-- Start PROVIDED DATA --

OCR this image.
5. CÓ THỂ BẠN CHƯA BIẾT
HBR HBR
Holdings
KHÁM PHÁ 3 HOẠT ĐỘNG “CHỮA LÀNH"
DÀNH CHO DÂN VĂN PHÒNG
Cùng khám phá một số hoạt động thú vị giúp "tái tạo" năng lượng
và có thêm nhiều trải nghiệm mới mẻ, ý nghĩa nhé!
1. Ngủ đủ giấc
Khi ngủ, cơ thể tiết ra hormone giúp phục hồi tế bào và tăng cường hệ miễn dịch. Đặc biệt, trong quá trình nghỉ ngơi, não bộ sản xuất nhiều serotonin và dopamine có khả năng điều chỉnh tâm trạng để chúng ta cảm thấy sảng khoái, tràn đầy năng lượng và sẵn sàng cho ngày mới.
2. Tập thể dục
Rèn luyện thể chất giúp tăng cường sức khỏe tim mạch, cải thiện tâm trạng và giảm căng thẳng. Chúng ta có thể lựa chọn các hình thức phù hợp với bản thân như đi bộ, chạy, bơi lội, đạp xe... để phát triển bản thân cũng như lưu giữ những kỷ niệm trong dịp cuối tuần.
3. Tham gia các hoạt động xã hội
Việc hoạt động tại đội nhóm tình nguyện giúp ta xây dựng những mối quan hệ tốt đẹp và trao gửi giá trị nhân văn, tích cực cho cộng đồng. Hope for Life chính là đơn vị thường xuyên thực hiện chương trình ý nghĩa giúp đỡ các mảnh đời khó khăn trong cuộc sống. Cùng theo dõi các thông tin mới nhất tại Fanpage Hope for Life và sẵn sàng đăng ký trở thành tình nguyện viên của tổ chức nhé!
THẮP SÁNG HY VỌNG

-- End PROVIDED DATA --

TASK DESCRIPTION: Search the records for the word "Cùng", then list every line that has it.

FINISHED ANSWER:
Cùng khám phá một số hoạt động thú vị giúp "tái tạo" năng lượng
Việc hoạt động tại đội nhóm tình nguyện giúp ta xây dựng những mối quan hệ tốt đẹp và trao gửi giá trị nhân văn, tích cực cho cộng đồng. Hope for Life chính là đơn vị thường xuyên thực hiện chương trình ý nghĩa giúp đỡ các mảnh đời khó khăn trong cuộc sống. Cùng theo dõi các thông tin mới nhất tại Fanpage Hope for Life và sẵn sàng đăng ký trở thành tình nguyện viên của tổ chức nhé!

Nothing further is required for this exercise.